Description of the task -
Scan the entries below. List each line with "States".

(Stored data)

------

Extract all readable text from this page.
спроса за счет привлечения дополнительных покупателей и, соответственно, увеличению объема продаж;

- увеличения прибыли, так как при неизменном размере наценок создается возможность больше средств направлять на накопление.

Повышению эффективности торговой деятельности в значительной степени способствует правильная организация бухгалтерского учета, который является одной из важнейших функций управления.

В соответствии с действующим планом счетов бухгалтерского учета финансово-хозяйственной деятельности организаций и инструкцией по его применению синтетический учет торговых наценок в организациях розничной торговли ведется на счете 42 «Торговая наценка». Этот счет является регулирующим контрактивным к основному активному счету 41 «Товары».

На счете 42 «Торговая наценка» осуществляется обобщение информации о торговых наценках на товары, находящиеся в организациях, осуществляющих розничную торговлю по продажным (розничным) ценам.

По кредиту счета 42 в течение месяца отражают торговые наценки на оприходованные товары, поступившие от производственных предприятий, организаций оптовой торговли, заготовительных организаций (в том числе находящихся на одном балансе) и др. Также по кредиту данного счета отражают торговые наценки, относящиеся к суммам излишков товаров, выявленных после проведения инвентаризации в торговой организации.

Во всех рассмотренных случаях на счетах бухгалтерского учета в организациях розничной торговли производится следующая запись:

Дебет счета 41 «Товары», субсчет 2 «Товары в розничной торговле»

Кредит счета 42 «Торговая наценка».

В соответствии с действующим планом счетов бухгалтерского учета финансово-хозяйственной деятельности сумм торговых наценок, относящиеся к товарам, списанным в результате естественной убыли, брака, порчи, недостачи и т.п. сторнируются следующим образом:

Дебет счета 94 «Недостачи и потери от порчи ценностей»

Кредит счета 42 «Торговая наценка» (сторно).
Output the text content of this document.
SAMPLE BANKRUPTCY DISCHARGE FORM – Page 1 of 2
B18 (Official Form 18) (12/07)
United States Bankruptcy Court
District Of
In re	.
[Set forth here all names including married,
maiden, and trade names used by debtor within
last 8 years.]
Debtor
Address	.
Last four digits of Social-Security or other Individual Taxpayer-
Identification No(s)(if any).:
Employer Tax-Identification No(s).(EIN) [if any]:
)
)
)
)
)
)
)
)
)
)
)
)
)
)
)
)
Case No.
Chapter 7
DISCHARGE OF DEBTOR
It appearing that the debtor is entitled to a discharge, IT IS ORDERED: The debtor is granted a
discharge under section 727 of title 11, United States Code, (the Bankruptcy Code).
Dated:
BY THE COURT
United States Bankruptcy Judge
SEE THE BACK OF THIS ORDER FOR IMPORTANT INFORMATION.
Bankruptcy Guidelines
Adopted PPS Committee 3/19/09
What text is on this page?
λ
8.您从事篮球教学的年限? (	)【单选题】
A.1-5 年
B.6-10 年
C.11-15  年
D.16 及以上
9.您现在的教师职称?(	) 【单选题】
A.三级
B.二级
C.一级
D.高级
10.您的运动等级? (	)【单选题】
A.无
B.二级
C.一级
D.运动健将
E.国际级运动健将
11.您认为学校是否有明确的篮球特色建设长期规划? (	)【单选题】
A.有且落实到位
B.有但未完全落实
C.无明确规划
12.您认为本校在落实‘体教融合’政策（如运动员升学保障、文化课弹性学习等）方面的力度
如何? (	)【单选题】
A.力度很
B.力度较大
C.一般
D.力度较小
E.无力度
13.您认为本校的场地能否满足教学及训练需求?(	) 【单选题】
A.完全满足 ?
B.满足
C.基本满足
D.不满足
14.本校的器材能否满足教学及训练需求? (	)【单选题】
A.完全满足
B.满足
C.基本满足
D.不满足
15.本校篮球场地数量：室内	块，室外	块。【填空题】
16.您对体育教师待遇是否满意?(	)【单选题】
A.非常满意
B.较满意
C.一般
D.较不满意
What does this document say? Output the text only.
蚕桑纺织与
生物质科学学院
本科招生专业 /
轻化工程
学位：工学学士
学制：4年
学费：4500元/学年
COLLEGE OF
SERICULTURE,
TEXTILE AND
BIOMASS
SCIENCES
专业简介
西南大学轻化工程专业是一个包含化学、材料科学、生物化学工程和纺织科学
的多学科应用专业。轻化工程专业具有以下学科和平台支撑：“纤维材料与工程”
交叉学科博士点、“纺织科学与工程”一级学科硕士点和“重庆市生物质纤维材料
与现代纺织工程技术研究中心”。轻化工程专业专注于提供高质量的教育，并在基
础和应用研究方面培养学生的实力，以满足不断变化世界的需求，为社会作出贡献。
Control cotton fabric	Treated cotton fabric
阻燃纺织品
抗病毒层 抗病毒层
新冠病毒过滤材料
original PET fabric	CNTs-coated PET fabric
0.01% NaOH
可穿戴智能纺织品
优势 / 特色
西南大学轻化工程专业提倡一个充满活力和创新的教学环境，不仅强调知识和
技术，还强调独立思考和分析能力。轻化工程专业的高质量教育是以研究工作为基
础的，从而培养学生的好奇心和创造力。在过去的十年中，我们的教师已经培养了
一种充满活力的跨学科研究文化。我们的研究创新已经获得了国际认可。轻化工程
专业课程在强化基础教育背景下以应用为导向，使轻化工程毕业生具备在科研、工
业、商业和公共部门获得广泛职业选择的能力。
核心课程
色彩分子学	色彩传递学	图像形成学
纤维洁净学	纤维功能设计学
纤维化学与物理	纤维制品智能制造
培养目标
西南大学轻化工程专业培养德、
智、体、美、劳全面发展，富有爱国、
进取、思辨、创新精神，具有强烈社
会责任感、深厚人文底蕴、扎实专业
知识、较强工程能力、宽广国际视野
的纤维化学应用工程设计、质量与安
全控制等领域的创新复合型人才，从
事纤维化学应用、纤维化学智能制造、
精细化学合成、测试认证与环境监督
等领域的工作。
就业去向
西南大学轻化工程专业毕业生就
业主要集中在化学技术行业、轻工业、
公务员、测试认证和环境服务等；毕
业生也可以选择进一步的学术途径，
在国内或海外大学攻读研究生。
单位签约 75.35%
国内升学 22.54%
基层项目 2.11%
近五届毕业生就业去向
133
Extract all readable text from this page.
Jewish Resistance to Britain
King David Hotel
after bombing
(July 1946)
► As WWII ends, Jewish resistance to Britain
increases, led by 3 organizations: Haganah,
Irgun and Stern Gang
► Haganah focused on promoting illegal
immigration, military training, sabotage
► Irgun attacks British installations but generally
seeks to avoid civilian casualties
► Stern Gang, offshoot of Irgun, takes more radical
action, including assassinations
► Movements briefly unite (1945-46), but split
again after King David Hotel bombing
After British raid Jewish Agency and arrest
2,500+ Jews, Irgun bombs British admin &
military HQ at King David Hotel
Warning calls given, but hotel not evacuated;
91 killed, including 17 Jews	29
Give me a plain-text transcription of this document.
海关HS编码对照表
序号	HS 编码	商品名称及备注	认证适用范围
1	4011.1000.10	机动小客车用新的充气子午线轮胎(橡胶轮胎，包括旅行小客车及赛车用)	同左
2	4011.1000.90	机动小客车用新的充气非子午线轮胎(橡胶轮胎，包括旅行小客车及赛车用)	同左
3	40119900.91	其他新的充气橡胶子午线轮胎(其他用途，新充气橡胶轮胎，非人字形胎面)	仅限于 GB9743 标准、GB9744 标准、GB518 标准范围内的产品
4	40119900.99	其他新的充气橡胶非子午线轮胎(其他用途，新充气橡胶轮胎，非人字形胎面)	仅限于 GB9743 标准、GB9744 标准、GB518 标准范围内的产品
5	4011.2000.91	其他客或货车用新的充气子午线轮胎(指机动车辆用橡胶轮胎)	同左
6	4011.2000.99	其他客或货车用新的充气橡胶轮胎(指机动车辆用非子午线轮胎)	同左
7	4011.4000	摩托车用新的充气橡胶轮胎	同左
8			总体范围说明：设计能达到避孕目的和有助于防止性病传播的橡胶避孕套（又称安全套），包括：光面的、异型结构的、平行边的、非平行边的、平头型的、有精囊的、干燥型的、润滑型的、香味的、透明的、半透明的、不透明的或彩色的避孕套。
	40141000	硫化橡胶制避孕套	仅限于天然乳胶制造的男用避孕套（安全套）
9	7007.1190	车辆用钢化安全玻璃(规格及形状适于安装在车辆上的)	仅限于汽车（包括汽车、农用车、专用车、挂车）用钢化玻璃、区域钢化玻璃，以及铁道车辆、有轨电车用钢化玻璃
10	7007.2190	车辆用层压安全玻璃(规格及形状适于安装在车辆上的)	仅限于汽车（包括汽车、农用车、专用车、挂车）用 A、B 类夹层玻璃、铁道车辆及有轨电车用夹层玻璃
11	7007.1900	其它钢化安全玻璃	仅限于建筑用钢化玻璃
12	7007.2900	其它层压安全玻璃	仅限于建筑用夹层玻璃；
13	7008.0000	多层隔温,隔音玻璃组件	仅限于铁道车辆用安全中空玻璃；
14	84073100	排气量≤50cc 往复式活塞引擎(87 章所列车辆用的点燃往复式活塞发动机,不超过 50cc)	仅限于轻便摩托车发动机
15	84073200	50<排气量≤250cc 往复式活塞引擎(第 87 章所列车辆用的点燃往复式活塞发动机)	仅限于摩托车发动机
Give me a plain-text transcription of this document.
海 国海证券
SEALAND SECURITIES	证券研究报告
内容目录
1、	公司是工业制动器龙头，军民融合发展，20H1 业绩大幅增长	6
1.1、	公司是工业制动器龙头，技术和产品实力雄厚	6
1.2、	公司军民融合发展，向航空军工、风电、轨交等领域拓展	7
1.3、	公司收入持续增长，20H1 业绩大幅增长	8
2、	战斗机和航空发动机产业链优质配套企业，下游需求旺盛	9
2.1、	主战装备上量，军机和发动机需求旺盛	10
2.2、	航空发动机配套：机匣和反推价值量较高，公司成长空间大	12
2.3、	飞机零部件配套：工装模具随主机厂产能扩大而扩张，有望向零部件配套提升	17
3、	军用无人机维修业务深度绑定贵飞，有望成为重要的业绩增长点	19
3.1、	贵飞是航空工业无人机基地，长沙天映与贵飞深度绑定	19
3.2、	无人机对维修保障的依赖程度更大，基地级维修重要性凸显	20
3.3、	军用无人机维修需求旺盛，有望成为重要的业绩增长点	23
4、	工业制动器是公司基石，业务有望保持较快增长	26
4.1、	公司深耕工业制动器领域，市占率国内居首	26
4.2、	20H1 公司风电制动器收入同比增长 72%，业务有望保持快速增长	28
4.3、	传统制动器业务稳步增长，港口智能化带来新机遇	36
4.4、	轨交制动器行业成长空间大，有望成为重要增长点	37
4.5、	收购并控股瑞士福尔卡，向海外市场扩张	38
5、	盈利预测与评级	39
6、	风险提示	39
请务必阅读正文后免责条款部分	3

------

Solution to the exercise -
United States Bankruptcy Court
discharge under section 727 of title 11, United States Code, (the Bankruptcy Code).
United States Bankruptcy Judge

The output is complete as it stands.